Selected text
::::

Žarko Tomašević (Serbian Cyrillic: Жapкo Toмaшeвић, ; born 22 February 1990) is a Montenegrin footballer who plays as a central defender for Kazakhstan Premier League club FC Astana and the Montenegro national team.

Club career
Born in Pljevlja, SR Montenegro, SFR Yugoslavia, Tomašević arrived in Portugal with CD Nacional aged 18. In 2009, he was called up to the first team by Manuel Machado, making his first division debut in a 1–1 home draw against Sporting CP, on 15 August 2009, and also totalled 17 minutes combined in the Madeiran club's historical UEFA Europa League 5–4 aggregate win against Zenit Saint Petersburg.

After very little playing time during the first half of the 2011–12 season, Tomašević was loaned to C.F. União in the second level, until June, reuniting with former Nacional coach Predrag Jokanović.

::::

Record set
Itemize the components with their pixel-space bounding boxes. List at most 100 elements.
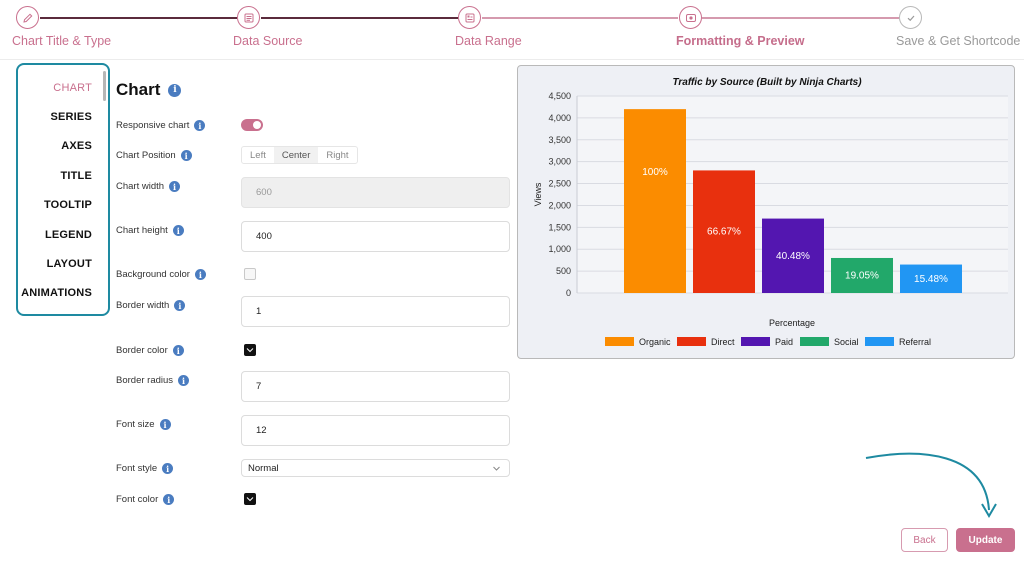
border-radius-input[interactable]: 7 [241, 371, 510, 402]
back-button[interactable]: Back [901, 528, 948, 552]
field-label-width: Chart width i [116, 181, 181, 192]
chart-width-input[interactable]: 600 [241, 177, 510, 208]
responsive-toggle[interactable] [241, 119, 263, 131]
font-style-select[interactable]: Normal [241, 459, 510, 477]
font-color-picker[interactable] [244, 493, 256, 505]
y-tick-label: 1,500 [548, 222, 571, 232]
legend-label: Paid [775, 337, 793, 347]
tab-series[interactable]: SERIES [50, 111, 92, 124]
field-label-font-size: Font size i [116, 419, 171, 430]
chevron-down-icon [493, 466, 500, 471]
bar-data-label: 100% [642, 167, 668, 178]
field-label-font-style: Font style i [116, 463, 174, 474]
info-icon[interactable]: i [162, 463, 174, 474]
field-label-background-color: Background color i [116, 269, 206, 280]
preview-icon[interactable] [679, 6, 702, 29]
bar-data-label: 66.67% [707, 227, 741, 238]
legend-label: Direct [711, 337, 735, 347]
step-label-data-source[interactable]: Data Source [233, 34, 303, 48]
data-range-icon[interactable] [458, 6, 481, 29]
info-icon[interactable]: i [172, 225, 184, 236]
legend-swatch [741, 337, 770, 346]
tab-tooltip[interactable]: TOOLTIP [43, 199, 92, 212]
info-icon[interactable]: i [174, 300, 186, 311]
y-tick-label: 3,500 [548, 135, 571, 145]
tab-animations[interactable]: ANIMATIONS [21, 287, 92, 300]
border-width-input[interactable]: 1 [241, 296, 510, 327]
info-icon[interactable]: i [178, 375, 190, 386]
info-icon[interactable]: i [159, 419, 171, 430]
input-value: 1 [256, 306, 262, 317]
check-icon[interactable] [899, 6, 922, 29]
info-icon[interactable]: i [194, 120, 206, 131]
y-axis-label: Views [533, 182, 543, 206]
field-label-border-color: Border color i [116, 345, 184, 356]
progress-stepper: Chart Title & Type Data Source Data Rang… [0, 0, 1024, 60]
update-button[interactable]: Update [956, 528, 1015, 552]
y-tick-label: 2,000 [548, 200, 571, 210]
info-icon[interactable]: i [194, 269, 206, 280]
label-text: Font style [116, 463, 158, 474]
tab-chart[interactable]: CHART [53, 81, 92, 94]
label-text: Border radius [116, 375, 174, 386]
tab-axes[interactable]: AXES [61, 140, 92, 153]
info-icon[interactable]: i [180, 150, 192, 161]
chart-position-segmented: Left Center Right [241, 146, 358, 164]
tab-legend[interactable]: LEGEND [44, 228, 92, 241]
panel-title: Chart i [116, 80, 182, 100]
chevron-down-icon [246, 497, 254, 502]
chart-title: Traffic by Source (Built by Ninja Charts… [672, 77, 862, 88]
step-connector [40, 17, 237, 19]
legend-label: Organic [639, 337, 671, 347]
label-text: Chart height [116, 225, 168, 236]
info-icon[interactable]: i [169, 181, 181, 192]
field-label-border-width: Border width i [116, 300, 186, 311]
label-text: Responsive chart [116, 120, 190, 131]
toggle-knob [253, 121, 261, 129]
position-right-option[interactable]: Right [326, 149, 349, 161]
font-size-input[interactable]: 12 [241, 415, 510, 446]
bar-data-label: 15.48% [914, 274, 948, 285]
step-connector [702, 17, 899, 19]
y-tick-label: 2,500 [548, 179, 571, 189]
step-label-save-shortcode[interactable]: Save & Get Shortcode [896, 34, 1021, 48]
position-left-option[interactable]: Left [250, 149, 266, 161]
chart-bar [900, 264, 962, 293]
info-icon[interactable]: i [168, 83, 182, 97]
field-label-position: Chart Position i [116, 150, 192, 161]
label-text: Border color [116, 345, 168, 356]
y-tick-label: 4,500 [548, 91, 571, 101]
y-tick-label: 500 [556, 266, 571, 276]
step-label-data-range[interactable]: Data Range [455, 34, 522, 48]
border-color-picker[interactable] [244, 344, 256, 356]
input-value: 7 [256, 381, 262, 392]
legend-swatch [800, 337, 829, 346]
info-icon[interactable]: i [172, 345, 184, 356]
data-source-icon[interactable] [237, 6, 260, 29]
tab-title[interactable]: TITLE [60, 169, 92, 182]
tab-layout[interactable]: LAYOUT [46, 258, 92, 271]
label-text: Background color [116, 269, 190, 280]
position-center-option[interactable]: Center [273, 147, 319, 163]
legend-swatch [865, 337, 894, 346]
pointer-arrow-icon [865, 452, 997, 518]
step-label-formatting-preview[interactable]: Formatting & Preview [676, 34, 805, 48]
info-icon[interactable]: i [163, 494, 175, 505]
background-color-picker[interactable] [244, 268, 256, 280]
step-connector [261, 17, 458, 19]
legend-swatch [605, 337, 634, 346]
legend-label: Social [834, 337, 859, 347]
chart-bar [624, 109, 686, 293]
chart-bar [762, 218, 824, 293]
bar-data-label: 40.48% [776, 251, 810, 262]
chart-bar [831, 257, 893, 293]
input-value: 12 [256, 425, 267, 436]
pencil-icon[interactable] [16, 6, 39, 29]
y-tick-label: 3,000 [548, 157, 571, 167]
tabnav-scrollbar[interactable] [103, 71, 106, 101]
label-text: Border width [116, 300, 170, 311]
field-label-height: Chart height i [116, 225, 184, 236]
chart-height-input[interactable]: 400 [241, 221, 510, 252]
step-label-title-type[interactable]: Chart Title & Type [12, 34, 112, 48]
step-connector [482, 17, 678, 19]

::::

Tasks to perform
A - According to the Žarko Tomašević biography, against which club and on what date did he make his first division debut?
B - Continue the Žarko Tomašević biography from where it ends.
The material is unrelated to the Žarko Tomašević biography.

Task answers
A - Sporting CP, on 15 August 2009.

B -
In summer 2012 he was released by Nacional, and at 14 September he was announced as a new reinforcement of FK Partizan. This will be his return to Serbia with Partizan, as he already spent some time as a youngster in the youth team of the club.

On 3 August 2019, FC Astana announced the signing of Tomašević on a free transfer.

After leaving Astana at the end of the 2021 season, Tomašević went on to sign a one-year contract with Tobol on 27 January 2022. On 15 January 2023, Tobol announced that they had terminated their contract with Tomašević by mutual consent, with Tomašević re-signing for Astana the same day.

International career
In late August 2009, Tomašević was first called to the Montenegro under-21 squad, for a 2011 European Championship qualifier against Sweden, in which his country lost 2–0 at home.

In May 2010, aged 20, he made his full international debut against Norway. In 2014, he scored his first international goal for Montenegro against Moldova in a 2016 European Championship qualification match.

Career statistics

Club

International

International goals
Scores and results list Montenegro's goal tally first.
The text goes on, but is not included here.